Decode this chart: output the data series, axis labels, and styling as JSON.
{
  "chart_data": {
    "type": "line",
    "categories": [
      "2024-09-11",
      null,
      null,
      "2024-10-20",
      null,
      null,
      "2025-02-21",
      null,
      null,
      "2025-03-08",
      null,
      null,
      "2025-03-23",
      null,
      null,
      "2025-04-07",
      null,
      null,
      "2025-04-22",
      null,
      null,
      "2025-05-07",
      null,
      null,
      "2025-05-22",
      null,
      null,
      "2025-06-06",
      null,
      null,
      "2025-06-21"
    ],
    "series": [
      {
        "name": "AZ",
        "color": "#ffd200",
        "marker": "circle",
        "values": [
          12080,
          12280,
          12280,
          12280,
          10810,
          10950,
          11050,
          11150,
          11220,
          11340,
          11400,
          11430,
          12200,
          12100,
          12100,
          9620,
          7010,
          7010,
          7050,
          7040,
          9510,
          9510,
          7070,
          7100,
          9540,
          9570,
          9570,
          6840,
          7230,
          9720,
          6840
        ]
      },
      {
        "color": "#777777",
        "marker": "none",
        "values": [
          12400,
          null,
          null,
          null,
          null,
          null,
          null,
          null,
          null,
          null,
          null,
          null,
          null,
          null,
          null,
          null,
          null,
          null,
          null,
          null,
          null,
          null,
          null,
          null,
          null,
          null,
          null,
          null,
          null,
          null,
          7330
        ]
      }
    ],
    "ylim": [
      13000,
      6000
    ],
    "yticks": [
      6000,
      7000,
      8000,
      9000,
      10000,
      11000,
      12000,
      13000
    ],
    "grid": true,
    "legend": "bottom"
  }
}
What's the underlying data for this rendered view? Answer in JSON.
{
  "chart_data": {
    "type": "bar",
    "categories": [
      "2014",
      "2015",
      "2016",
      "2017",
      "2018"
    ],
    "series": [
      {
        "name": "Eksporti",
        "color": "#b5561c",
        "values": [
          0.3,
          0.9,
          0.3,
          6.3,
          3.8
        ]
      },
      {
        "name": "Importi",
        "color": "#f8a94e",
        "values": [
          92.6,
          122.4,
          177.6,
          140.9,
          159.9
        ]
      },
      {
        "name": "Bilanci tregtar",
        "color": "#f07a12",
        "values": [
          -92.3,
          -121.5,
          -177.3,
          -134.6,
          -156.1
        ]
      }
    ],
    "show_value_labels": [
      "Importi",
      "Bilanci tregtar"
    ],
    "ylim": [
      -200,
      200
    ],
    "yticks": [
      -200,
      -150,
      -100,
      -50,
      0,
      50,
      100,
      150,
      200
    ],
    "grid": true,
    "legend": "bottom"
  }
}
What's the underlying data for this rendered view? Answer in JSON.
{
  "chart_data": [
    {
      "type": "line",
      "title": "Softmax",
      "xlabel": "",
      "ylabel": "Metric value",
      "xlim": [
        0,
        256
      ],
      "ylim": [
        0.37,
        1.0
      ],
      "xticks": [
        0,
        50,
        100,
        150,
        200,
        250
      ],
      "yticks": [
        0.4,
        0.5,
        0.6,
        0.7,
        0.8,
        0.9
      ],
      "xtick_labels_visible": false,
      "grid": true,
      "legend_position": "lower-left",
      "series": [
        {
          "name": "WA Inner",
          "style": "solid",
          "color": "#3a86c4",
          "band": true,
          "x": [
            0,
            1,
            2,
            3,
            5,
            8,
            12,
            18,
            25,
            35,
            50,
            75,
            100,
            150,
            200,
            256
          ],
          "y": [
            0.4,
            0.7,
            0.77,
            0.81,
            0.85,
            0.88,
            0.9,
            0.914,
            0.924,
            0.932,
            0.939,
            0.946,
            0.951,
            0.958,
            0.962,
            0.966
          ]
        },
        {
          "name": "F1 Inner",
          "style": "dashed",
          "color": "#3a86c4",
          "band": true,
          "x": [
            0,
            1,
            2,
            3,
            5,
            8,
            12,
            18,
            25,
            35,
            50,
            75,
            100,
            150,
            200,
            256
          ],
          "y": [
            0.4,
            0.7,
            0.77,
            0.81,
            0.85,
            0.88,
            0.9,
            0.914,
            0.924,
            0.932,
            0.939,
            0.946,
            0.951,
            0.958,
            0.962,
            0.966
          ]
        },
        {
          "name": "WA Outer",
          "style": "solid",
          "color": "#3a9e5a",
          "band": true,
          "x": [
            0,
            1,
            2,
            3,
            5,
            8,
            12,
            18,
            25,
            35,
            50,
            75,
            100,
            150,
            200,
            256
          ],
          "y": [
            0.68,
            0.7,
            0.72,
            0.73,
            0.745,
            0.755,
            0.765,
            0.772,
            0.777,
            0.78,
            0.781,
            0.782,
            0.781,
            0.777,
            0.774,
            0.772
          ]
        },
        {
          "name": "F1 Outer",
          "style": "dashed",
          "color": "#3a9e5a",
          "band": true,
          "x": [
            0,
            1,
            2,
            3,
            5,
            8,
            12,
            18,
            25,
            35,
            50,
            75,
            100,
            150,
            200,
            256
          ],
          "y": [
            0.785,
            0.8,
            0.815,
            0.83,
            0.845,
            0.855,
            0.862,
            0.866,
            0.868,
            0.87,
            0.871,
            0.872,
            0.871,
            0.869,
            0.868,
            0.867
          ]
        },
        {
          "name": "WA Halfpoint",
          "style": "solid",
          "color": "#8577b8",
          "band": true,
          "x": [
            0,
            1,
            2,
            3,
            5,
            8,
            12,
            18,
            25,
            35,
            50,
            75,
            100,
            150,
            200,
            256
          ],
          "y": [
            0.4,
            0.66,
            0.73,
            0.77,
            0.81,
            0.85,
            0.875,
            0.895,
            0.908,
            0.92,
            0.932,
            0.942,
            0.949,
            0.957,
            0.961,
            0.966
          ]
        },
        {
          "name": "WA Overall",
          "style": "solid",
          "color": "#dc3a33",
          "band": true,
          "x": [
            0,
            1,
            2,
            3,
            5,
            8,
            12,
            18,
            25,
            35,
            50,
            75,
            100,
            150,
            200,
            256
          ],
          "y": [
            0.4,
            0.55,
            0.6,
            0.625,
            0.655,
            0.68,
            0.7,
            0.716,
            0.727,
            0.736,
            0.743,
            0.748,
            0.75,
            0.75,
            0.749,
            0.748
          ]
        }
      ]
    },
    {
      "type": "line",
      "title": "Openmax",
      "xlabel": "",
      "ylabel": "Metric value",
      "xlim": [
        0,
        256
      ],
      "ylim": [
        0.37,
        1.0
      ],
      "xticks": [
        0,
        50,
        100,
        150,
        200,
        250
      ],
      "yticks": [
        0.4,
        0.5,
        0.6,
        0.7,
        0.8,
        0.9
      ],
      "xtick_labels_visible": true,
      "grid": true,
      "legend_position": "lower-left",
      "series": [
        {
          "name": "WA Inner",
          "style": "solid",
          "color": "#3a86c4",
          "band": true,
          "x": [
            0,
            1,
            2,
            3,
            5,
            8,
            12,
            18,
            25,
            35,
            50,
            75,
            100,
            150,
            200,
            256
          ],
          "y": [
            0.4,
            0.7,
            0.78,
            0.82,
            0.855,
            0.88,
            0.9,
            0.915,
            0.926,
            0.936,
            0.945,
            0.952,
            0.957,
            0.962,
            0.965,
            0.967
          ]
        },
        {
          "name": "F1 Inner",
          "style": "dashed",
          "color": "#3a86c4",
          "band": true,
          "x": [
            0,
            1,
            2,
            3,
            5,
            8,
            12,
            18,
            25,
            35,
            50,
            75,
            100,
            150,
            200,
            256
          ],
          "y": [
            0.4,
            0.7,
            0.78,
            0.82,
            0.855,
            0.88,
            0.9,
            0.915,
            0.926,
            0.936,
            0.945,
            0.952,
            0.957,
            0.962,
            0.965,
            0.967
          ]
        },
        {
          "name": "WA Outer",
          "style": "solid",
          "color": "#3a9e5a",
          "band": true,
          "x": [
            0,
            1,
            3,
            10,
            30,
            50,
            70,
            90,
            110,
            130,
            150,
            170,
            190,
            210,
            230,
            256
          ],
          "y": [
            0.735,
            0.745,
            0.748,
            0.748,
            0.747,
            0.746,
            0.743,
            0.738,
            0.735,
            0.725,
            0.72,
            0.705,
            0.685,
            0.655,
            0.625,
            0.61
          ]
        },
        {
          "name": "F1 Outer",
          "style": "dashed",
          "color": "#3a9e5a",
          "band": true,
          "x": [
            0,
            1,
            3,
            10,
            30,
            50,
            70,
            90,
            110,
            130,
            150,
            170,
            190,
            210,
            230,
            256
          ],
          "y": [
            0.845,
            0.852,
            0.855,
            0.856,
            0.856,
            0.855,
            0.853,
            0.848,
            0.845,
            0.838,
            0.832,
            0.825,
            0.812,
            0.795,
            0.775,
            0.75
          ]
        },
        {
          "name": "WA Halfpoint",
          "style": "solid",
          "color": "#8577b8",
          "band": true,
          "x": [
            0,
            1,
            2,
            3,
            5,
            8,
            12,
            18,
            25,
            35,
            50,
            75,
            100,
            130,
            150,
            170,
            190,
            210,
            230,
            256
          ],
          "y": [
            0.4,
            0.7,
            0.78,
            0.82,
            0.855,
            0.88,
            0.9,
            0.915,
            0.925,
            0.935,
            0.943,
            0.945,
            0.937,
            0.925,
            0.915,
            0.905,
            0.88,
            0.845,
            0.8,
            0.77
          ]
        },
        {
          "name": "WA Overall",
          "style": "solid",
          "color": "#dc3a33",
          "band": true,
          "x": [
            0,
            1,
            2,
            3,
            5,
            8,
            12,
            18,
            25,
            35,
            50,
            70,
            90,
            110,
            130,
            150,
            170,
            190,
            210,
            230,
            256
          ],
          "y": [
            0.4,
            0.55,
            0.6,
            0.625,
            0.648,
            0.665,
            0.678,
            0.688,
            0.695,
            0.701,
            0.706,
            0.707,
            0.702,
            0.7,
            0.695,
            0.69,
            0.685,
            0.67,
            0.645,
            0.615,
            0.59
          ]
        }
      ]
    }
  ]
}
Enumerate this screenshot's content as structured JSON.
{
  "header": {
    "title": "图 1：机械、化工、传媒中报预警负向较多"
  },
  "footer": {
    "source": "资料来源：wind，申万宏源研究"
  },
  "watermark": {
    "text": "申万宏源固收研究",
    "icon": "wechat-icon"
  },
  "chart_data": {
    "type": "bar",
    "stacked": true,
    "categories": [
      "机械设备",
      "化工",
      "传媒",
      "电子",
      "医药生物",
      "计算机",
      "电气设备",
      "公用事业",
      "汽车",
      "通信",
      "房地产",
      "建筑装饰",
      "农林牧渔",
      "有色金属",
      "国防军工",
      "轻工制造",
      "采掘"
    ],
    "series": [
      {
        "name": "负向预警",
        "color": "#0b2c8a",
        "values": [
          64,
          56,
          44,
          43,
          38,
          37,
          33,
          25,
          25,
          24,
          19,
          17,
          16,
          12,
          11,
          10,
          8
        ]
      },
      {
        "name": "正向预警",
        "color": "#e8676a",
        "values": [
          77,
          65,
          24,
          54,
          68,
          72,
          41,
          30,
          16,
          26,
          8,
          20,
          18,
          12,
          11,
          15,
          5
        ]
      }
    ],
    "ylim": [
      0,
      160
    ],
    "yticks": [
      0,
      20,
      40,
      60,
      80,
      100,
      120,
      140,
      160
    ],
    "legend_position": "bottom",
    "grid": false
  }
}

### TASK TO CARRY OUT
Your answer should be a single number: the count of lines in the entries that contain the word "Bilanci".

### WRITTEN SOLUTION
2